**AUFGABE**
Wo müssen die Töchter von Tülag Öztürk laut dem Textauszug das Kopftuch tragen?

**TEXTAUSZUG**
Tülag Öztürk (33) arbeitet in der Kantine der Wiener Wirtschaftsuni. Sie kam mit 16 aus Ankara, heiratete mit 19 und hat zwei Töchter. "Bei uns müssen sie bis zur Hochzeit zu Hause bleiben, wenn sie ausziehen wollen, müssen wir darüber reden. Dann wird es schwierig." Religion nimmt einen wichtigen Stellenwert in ihrem Leben ein. Nicht umsonst bezeichnet sie sich in erster Linie als Muslimin, erst in zweiter als Türkin, deren Heimat Österreich ist. Nur in der Moschee müssen die Töchter das Kopftuch tragen. Gegen gemeinsames Schwimmen mit Buben hat sie nichts einzuwenden, und am Skikurs können ihre Töchter auch teilnehmen.

Bei der Partnerwahl ist sie strenger. Sex vor der Ehe gibt es nicht. "Wenn meine Tochter heiraten will, soll sie uns den Mann vorstellen und dann heiraten, aber nicht vorher mit ihm zusammenleben."

**VORLIEGENDE ANGABEN**
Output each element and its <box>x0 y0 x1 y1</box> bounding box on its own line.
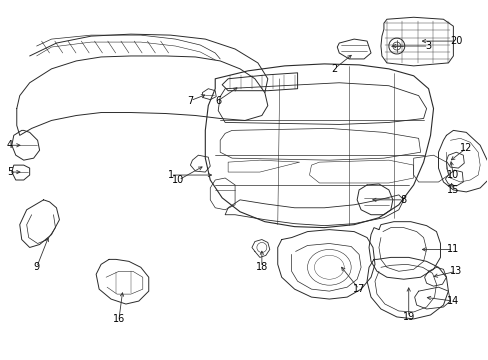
Text: 3: 3 <box>425 41 431 51</box>
Text: 16: 16 <box>113 314 125 324</box>
Text: 5: 5 <box>7 167 13 177</box>
Text: 14: 14 <box>447 296 459 306</box>
Text: 11: 11 <box>447 244 459 255</box>
Text: 6: 6 <box>215 96 221 105</box>
Text: 20: 20 <box>449 36 462 46</box>
Text: 4: 4 <box>7 140 13 150</box>
Text: 2: 2 <box>330 64 337 74</box>
Text: 18: 18 <box>255 262 267 272</box>
Text: 13: 13 <box>449 266 462 276</box>
Text: 19: 19 <box>402 312 414 322</box>
Text: 9: 9 <box>34 262 40 272</box>
Text: 10: 10 <box>447 170 459 180</box>
Text: 8: 8 <box>400 195 406 205</box>
Text: 15: 15 <box>446 185 459 195</box>
Text: 12: 12 <box>459 143 471 153</box>
Text: 7: 7 <box>187 96 193 105</box>
Text: 17: 17 <box>352 284 365 294</box>
Text: 10: 10 <box>172 175 184 185</box>
Text: 1: 1 <box>167 170 173 180</box>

**VOLLSTÄNDIGE ANTWORT**
Nur in der Moschee.